Each line of the records must appear in your answer exactly, with no pictures.

### Excerpted data
⁂

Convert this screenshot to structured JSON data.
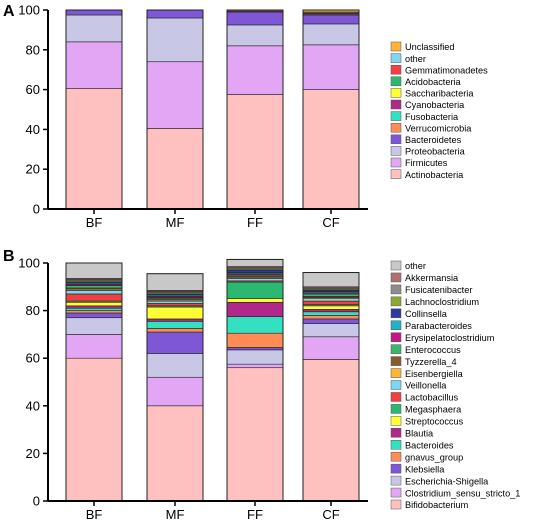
{
  "chart_data": [
    {
      "panel": "A",
      "type": "bar",
      "stacked": true,
      "categories": [
        "BF",
        "MF",
        "FF",
        "CF"
      ],
      "ylim": [
        0,
        100
      ],
      "yticks": [
        0,
        20,
        40,
        60,
        80,
        100
      ],
      "legend_position": "right",
      "series": [
        {
          "name": "Actinobacteria",
          "color": "#FFC0C0",
          "values": [
            60.5,
            40.5,
            57.5,
            60.0
          ]
        },
        {
          "name": "Firmicutes",
          "color": "#E2A6F5",
          "values": [
            23.5,
            33.5,
            24.5,
            22.5
          ]
        },
        {
          "name": "Proteobacteria",
          "color": "#C8C8E6",
          "values": [
            13.5,
            22.0,
            10.5,
            10.5
          ]
        },
        {
          "name": "Bacteroidetes",
          "color": "#7E57D6",
          "values": [
            2.5,
            4.0,
            6.5,
            4.5
          ]
        },
        {
          "name": "Verrucomicrobia",
          "color": "#FF8C55",
          "values": [
            0,
            0,
            0,
            0.5
          ]
        },
        {
          "name": "Fusobacteria",
          "color": "#33E0C0",
          "values": [
            0,
            0,
            0,
            0
          ]
        },
        {
          "name": "Cyanobacteria",
          "color": "#B0288A",
          "values": [
            0,
            0,
            0.5,
            0.5
          ]
        },
        {
          "name": "Saccharibacteria",
          "color": "#FFFF33",
          "values": [
            0,
            0,
            0,
            0
          ]
        },
        {
          "name": "Acidobacteria",
          "color": "#2DB872",
          "values": [
            0,
            0,
            0,
            0
          ]
        },
        {
          "name": "Gemmatimonadetes",
          "color": "#F04040",
          "values": [
            0,
            0,
            0,
            0
          ]
        },
        {
          "name": "other",
          "color": "#7DD6F2",
          "values": [
            0,
            0,
            0,
            0.5
          ]
        },
        {
          "name": "Unclassified",
          "color": "#FFB433",
          "values": [
            0,
            0,
            0.5,
            1.0
          ]
        }
      ]
    },
    {
      "panel": "B",
      "type": "bar",
      "stacked": true,
      "categories": [
        "BF",
        "MF",
        "FF",
        "CF"
      ],
      "ylim": [
        0,
        100
      ],
      "yticks": [
        0,
        20,
        40,
        60,
        80,
        100
      ],
      "legend_position": "right",
      "series": [
        {
          "name": "Bifidobacterium",
          "color": "#FFC0C0",
          "values": [
            60,
            40,
            56,
            59.5
          ]
        },
        {
          "name": "Clostridium_sensu_stricto_1",
          "color": "#E2A6F5",
          "values": [
            10,
            12,
            1.5,
            9.5
          ]
        },
        {
          "name": "Escherichia-Shigella",
          "color": "#C8C8E6",
          "values": [
            7,
            10,
            6,
            5.5
          ]
        },
        {
          "name": "Klebsiella",
          "color": "#7E57D6",
          "values": [
            2,
            9,
            1,
            2
          ]
        },
        {
          "name": "gnavus_group",
          "color": "#FF8C55",
          "values": [
            1,
            1.5,
            6,
            1.5
          ]
        },
        {
          "name": "Bacteroides",
          "color": "#33E0C0",
          "values": [
            1,
            3,
            7,
            1.5
          ]
        },
        {
          "name": "Blautia",
          "color": "#B0288A",
          "values": [
            1,
            1,
            6,
            1
          ]
        },
        {
          "name": "Streptococcus",
          "color": "#FFFF33",
          "values": [
            1.5,
            5,
            1.5,
            1.5
          ]
        },
        {
          "name": "Megasphaera",
          "color": "#2DB872",
          "values": [
            0.5,
            0.5,
            7,
            0.5
          ]
        },
        {
          "name": "Lactobacillus",
          "color": "#F04040",
          "values": [
            3,
            1,
            0.5,
            1.5
          ]
        },
        {
          "name": "Veillonella",
          "color": "#7DD6F2",
          "values": [
            1.5,
            1,
            1,
            1
          ]
        },
        {
          "name": "Eisenbergiella",
          "color": "#FFB433",
          "values": [
            0.5,
            0.5,
            0.5,
            0.5
          ]
        },
        {
          "name": "Tyzzerella_4",
          "color": "#8B5A2B",
          "values": [
            0.5,
            0.5,
            0.5,
            0.5
          ]
        },
        {
          "name": "Enterococcus",
          "color": "#3CB371",
          "values": [
            1,
            0.5,
            0.5,
            1
          ]
        },
        {
          "name": "Erysipelatoclostridium",
          "color": "#C71585",
          "values": [
            0.5,
            0.5,
            0.5,
            0.5
          ]
        },
        {
          "name": "Parabacteroides",
          "color": "#20B2C8",
          "values": [
            0.5,
            0.5,
            0.5,
            0.5
          ]
        },
        {
          "name": "Collinsella",
          "color": "#2E3A9E",
          "values": [
            0.5,
            0.5,
            1,
            0.5
          ]
        },
        {
          "name": "Lachnoclostridium",
          "color": "#8FA832",
          "values": [
            0.5,
            0.5,
            0.5,
            0.5
          ]
        },
        {
          "name": "Fusicatenibacter",
          "color": "#8C8C8C",
          "values": [
            0.5,
            0.5,
            0.5,
            0.5
          ]
        },
        {
          "name": "Akkermansia",
          "color": "#B07070",
          "values": [
            0.5,
            0.5,
            0.5,
            0.5
          ]
        },
        {
          "name": "other",
          "color": "#C8C8C8",
          "values": [
            6.5,
            7,
            3,
            6
          ]
        }
      ]
    }
  ],
  "panels": [
    {
      "label": "A"
    },
    {
      "label": "B"
    }
  ]
}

⁂

### Completed task
Convert this screenshot to structured JSON data.
{
  "chart_data": [
    {
      "panel": "A",
      "type": "bar",
      "stacked": true,
      "categories": [
        "BF",
        "MF",
        "FF",
        "CF"
      ],
      "ylim": [
        0,
        100
      ],
      "yticks": [
        0,
        20,
        40,
        60,
        80,
        100
      ],
      "legend_position": "right",
      "series": [
        {
          "name": "Actinobacteria",
          "color": "#FFC0C0",
          "values": [
            60.5,
            40.5,
            57.5,
            60.0
          ]
        },
        {
          "name": "Firmicutes",
          "color": "#E2A6F5",
          "values": [
            23.5,
            33.5,
            24.5,
            22.5
          ]
        },
        {
          "name": "Proteobacteria",
          "color": "#C8C8E6",
          "values": [
            13.5,
            22.0,
            10.5,
            10.5
          ]
        },
        {
          "name": "Bacteroidetes",
          "color": "#7E57D6",
          "values": [
            2.5,
            4.0,
            6.5,
            4.5
          ]
        },
        {
          "name": "Verrucomicrobia",
          "color": "#FF8C55",
          "values": [
            0,
            0,
            0,
            0.5
          ]
        },
        {
          "name": "Fusobacteria",
          "color": "#33E0C0",
          "values": [
            0,
            0,
            0,
            0
          ]
        },
        {
          "name": "Cyanobacteria",
          "color": "#B0288A",
          "values": [
            0,
            0,
            0.5,
            0.5
          ]
        },
        {
          "name": "Saccharibacteria",
          "color": "#FFFF33",
          "values": [
            0,
            0,
            0,
            0
          ]
        },
        {
          "name": "Acidobacteria",
          "color": "#2DB872",
          "values": [
            0,
            0,
            0,
            0
          ]
        },
        {
          "name": "Gemmatimonadetes",
          "color": "#F04040",
          "values": [
            0,
            0,
            0,
            0
          ]
        },
        {
          "name": "other",
          "color": "#7DD6F2",
          "values": [
            0,
            0,
            0,
            0.5
          ]
        },
        {
          "name": "Unclassified",
          "color": "#FFB433",
          "values": [
            0,
            0,
            0.5,
            1.0
          ]
        }
      ]
    },
    {
      "panel": "B",
      "type": "bar",
      "stacked": true,
      "categories": [
        "BF",
        "MF",
        "FF",
        "CF"
      ],
      "ylim": [
        0,
        100
      ],
      "yticks": [
        0,
        20,
        40,
        60,
        80,
        100
      ],
      "legend_position": "right",
      "series": [
        {
          "name": "Bifidobacterium",
          "color": "#FFC0C0",
          "values": [
            60,
            40,
            56,
            59.5
          ]
        },
        {
          "name": "Clostridium_sensu_stricto_1",
          "color": "#E2A6F5",
          "values": [
            10,
            12,
            1.5,
            9.5
          ]
        },
        {
          "name": "Escherichia-Shigella",
          "color": "#C8C8E6",
          "values": [
            7,
            10,
            6,
            5.5
          ]
        },
        {
          "name": "Klebsiella",
          "color": "#7E57D6",
          "values": [
            2,
            9,
            1,
            2
          ]
        },
        {
          "name": "gnavus_group",
          "color": "#FF8C55",
          "values": [
            1,
            1.5,
            6,
            1.5
          ]
        },
        {
          "name": "Bacteroides",
          "color": "#33E0C0",
          "values": [
            1,
            3,
            7,
            1.5
          ]
        },
        {
          "name": "Blautia",
          "color": "#B0288A",
          "values": [
            1,
            1,
            6,
            1
          ]
        },
        {
          "name": "Streptococcus",
          "color": "#FFFF33",
          "values": [
            1.5,
            5,
            1.5,
            1.5
          ]
        },
        {
          "name": "Megasphaera",
          "color": "#2DB872",
          "values": [
            0.5,
            0.5,
            7,
            0.5
          ]
        },
        {
          "name": "Lactobacillus",
          "color": "#F04040",
          "values": [
            3,
            1,
            0.5,
            1.5
          ]
        },
        {
          "name": "Veillonella",
          "color": "#7DD6F2",
          "values": [
            1.5,
            1,
            1,
            1
          ]
        },
        {
          "name": "Eisenbergiella",
          "color": "#FFB433",
          "values": [
            0.5,
            0.5,
            0.5,
            0.5
          ]
        },
        {
          "name": "Tyzzerella_4",
          "color": "#8B5A2B",
          "values": [
            0.5,
            0.5,
            0.5,
            0.5
          ]
        },
        {
          "name": "Enterococcus",
          "color": "#3CB371",
          "values": [
            1,
            0.5,
            0.5,
            1
          ]
        },
        {
          "name": "Erysipelatoclostridium",
          "color": "#C71585",
          "values": [
            0.5,
            0.5,
            0.5,
            0.5
          ]
        },
        {
          "name": "Parabacteroides",
          "color": "#20B2C8",
          "values": [
            0.5,
            0.5,
            0.5,
            0.5
          ]
        },
        {
          "name": "Collinsella",
          "color": "#2E3A9E",
          "values": [
            0.5,
            0.5,
            1,
            0.5
          ]
        },
        {
          "name": "Lachnoclostridium",
          "color": "#8FA832",
          "values": [
            0.5,
            0.5,
            0.5,
            0.5
          ]
        },
        {
          "name": "Fusicatenibacter",
          "color": "#8C8C8C",
          "values": [
            0.5,
            0.5,
            0.5,
            0.5
          ]
        },
        {
          "name": "Akkermansia",
          "color": "#B07070",
          "values": [
            0.5,
            0.5,
            0.5,
            0.5
          ]
        },
        {
          "name": "other",
          "color": "#C8C8C8",
          "values": [
            6.5,
            7,
            3,
            6
          ]
        }
      ]
    }
  ],
  "panels": [
    {
      "label": "A"
    },
    {
      "label": "B"
    }
  ]
}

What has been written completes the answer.